| Your instructions |
Give every line of the material again, exactly as written.

╭─ Supplied information

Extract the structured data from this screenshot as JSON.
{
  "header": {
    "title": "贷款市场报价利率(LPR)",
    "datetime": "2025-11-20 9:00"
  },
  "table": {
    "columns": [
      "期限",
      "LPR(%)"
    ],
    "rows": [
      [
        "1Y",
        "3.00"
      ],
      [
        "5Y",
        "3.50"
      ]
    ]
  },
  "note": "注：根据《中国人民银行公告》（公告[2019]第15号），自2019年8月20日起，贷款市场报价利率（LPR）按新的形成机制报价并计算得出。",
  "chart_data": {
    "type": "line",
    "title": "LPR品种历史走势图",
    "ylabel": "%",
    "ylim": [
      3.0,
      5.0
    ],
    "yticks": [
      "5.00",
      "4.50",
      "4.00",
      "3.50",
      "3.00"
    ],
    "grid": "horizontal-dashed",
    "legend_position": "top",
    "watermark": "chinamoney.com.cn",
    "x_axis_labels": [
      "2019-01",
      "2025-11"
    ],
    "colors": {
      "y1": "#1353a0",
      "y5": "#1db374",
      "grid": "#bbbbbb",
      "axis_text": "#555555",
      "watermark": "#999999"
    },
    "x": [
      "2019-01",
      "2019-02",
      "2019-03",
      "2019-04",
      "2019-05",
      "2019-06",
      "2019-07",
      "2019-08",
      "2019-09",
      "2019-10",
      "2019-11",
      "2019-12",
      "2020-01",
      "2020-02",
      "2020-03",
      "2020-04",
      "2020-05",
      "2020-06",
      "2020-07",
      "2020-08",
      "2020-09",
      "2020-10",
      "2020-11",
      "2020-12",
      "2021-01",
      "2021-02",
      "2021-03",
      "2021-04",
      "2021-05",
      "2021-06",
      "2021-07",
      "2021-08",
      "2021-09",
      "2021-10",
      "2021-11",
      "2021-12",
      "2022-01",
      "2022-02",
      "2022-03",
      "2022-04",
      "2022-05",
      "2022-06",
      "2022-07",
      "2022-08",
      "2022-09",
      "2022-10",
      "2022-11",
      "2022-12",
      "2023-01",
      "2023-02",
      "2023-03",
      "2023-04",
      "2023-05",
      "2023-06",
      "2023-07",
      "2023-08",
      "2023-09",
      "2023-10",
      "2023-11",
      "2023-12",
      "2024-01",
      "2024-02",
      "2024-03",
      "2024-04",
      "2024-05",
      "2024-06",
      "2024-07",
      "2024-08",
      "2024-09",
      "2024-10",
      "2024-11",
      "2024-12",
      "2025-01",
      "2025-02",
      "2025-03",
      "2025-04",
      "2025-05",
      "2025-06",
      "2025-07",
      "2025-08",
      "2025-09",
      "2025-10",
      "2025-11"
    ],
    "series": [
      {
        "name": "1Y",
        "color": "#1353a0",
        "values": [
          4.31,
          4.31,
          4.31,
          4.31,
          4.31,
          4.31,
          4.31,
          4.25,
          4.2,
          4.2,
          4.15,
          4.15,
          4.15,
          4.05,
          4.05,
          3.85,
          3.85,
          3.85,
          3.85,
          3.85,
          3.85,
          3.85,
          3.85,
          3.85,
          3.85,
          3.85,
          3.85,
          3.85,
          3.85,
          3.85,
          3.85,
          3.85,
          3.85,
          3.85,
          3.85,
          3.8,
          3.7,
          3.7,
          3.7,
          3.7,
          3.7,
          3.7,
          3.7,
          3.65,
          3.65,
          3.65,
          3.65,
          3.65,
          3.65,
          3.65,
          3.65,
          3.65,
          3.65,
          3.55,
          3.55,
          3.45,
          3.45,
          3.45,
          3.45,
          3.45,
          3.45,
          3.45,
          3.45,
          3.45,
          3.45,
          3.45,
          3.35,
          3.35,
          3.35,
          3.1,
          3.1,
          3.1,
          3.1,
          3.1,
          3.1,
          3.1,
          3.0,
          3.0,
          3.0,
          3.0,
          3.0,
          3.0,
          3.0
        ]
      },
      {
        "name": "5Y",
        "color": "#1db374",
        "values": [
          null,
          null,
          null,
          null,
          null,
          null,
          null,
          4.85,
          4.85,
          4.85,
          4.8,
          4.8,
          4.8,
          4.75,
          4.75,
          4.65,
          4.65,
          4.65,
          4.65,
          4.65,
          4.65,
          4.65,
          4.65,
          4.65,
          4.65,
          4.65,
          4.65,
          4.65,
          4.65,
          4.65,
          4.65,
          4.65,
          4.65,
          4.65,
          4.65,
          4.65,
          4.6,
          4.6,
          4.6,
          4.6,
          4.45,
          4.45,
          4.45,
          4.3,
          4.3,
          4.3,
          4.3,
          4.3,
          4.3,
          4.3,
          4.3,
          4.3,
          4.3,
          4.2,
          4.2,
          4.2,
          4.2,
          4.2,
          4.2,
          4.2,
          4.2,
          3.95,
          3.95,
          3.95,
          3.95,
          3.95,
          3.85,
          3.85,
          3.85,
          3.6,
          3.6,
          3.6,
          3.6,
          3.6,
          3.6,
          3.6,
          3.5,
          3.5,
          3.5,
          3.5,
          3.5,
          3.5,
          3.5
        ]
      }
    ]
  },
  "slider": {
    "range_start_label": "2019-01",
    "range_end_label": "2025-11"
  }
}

╰─

| Result |
Extract the structured data from this screenshot as JSON.
{
  "header": {
    "title": "贷款市场报价利率(LPR)",
    "datetime": "2025-11-20 9:00"
  },
  "table": {
    "columns": [
      "期限",
      "LPR(%)"
    ],
    "rows": [
      [
        "1Y",
        "3.00"
      ],
      [
        "5Y",
        "3.50"
      ]
    ]
  },
  "note": "注：根据《中国人民银行公告》（公告[2019]第15号），自2019年8月20日起，贷款市场报价利率（LPR）按新的形成机制报价并计算得出。",
  "chart_data": {
    "type": "line",
    "title": "LPR品种历史走势图",
    "ylabel": "%",
    "ylim": [
      3.0,
      5.0
    ],
    "yticks": [
      "5.00",
      "4.50",
      "4.00",
      "3.50",
      "3.00"
    ],
    "grid": "horizontal-dashed",
    "legend_position": "top",
    "watermark": "chinamoney.com.cn",
    "x_axis_labels": [
      "2019-01",
      "2025-11"
    ],
    "colors": {
      "y1": "#1353a0",
      "y5": "#1db374",
      "grid": "#bbbbbb",
      "axis_text": "#555555",
      "watermark": "#999999"
    },
    "x": [
      "2019-01",
      "2019-02",
      "2019-03",
      "2019-04",
      "2019-05",
      "2019-06",
      "2019-07",
      "2019-08",
      "2019-09",
      "2019-10",
      "2019-11",
      "2019-12",
      "2020-01",
      "2020-02",
      "2020-03",
      "2020-04",
      "2020-05",
      "2020-06",
      "2020-07",
      "2020-08",
      "2020-09",
      "2020-10",
      "2020-11",
      "2020-12",
      "2021-01",
      "2021-02",
      "2021-03",
      "2021-04",
      "2021-05",
      "2021-06",
      "2021-07",
      "2021-08",
      "2021-09",
      "2021-10",
      "2021-11",
      "2021-12",
      "2022-01",
      "2022-02",
      "2022-03",
      "2022-04",
      "2022-05",
      "2022-06",
      "2022-07",
      "2022-08",
      "2022-09",
      "2022-10",
      "2022-11",
      "2022-12",
      "2023-01",
      "2023-02",
      "2023-03",
      "2023-04",
      "2023-05",
      "2023-06",
      "2023-07",
      "2023-08",
      "2023-09",
      "2023-10",
      "2023-11",
      "2023-12",
      "2024-01",
      "2024-02",
      "2024-03",
      "2024-04",
      "2024-05",
      "2024-06",
      "2024-07",
      "2024-08",
      "2024-09",
      "2024-10",
      "2024-11",
      "2024-12",
      "2025-01",
      "2025-02",
      "2025-03",
      "2025-04",
      "2025-05",
      "2025-06",
      "2025-07",
      "2025-08",
      "2025-09",
      "2025-10",
      "2025-11"
    ],
    "series": [
      {
        "name": "1Y",
        "color": "#1353a0",
        "values": [
          4.31,
          4.31,
          4.31,
          4.31,
          4.31,
          4.31,
          4.31,
          4.25,
          4.2,
          4.2,
          4.15,
          4.15,
          4.15,
          4.05,
          4.05,
          3.85,
          3.85,
          3.85,
          3.85,
          3.85,
          3.85,
          3.85,
          3.85,
          3.85,
          3.85,
          3.85,
          3.85,
          3.85,
          3.85,
          3.85,
          3.85,
          3.85,
          3.85,
          3.85,
          3.85,
          3.8,
          3.7,
          3.7,
          3.7,
          3.7,
          3.7,
          3.7,
          3.7,
          3.65,
          3.65,
          3.65,
          3.65,
          3.65,
          3.65,
          3.65,
          3.65,
          3.65,
          3.65,
          3.55,
          3.55,
          3.45,
          3.45,
          3.45,
          3.45,
          3.45,
          3.45,
          3.45,
          3.45,
          3.45,
          3.45,
          3.45,
          3.35,
          3.35,
          3.35,
          3.1,
          3.1,
          3.1,
          3.1,
          3.1,
          3.1,
          3.1,
          3.0,
          3.0,
          3.0,
          3.0,
          3.0,
          3.0,
          3.0
        ]
      },
      {
        "name": "5Y",
        "color": "#1db374",
        "values": [
          null,
          null,
          null,
          null,
          null,
          null,
          null,
          4.85,
          4.85,
          4.85,
          4.8,
          4.8,
          4.8,
          4.75,
          4.75,
          4.65,
          4.65,
          4.65,
          4.65,
          4.65,
          4.65,
          4.65,
          4.65,
          4.65,
          4.65,
          4.65,
          4.65,
          4.65,
          4.65,
          4.65,
          4.65,
          4.65,
          4.65,
          4.65,
          4.65,
          4.65,
          4.6,
          4.6,
          4.6,
          4.6,
          4.45,
          4.45,
          4.45,
          4.3,
          4.3,
          4.3,
          4.3,
          4.3,
          4.3,
          4.3,
          4.3,
          4.3,
          4.3,
          4.2,
          4.2,
          4.2,
          4.2,
          4.2,
          4.2,
          4.2,
          4.2,
          3.95,
          3.95,
          3.95,
          3.95,
          3.95,
          3.85,
          3.85,
          3.85,
          3.6,
          3.6,
          3.6,
          3.6,
          3.6,
          3.6,
          3.6,
          3.5,
          3.5,
          3.5,
          3.5,
          3.5,
          3.5,
          3.5
        ]
      }
    ]
  },
  "slider": {
    "range_start_label": "2019-01",
    "range_end_label": "2025-11"
  }
}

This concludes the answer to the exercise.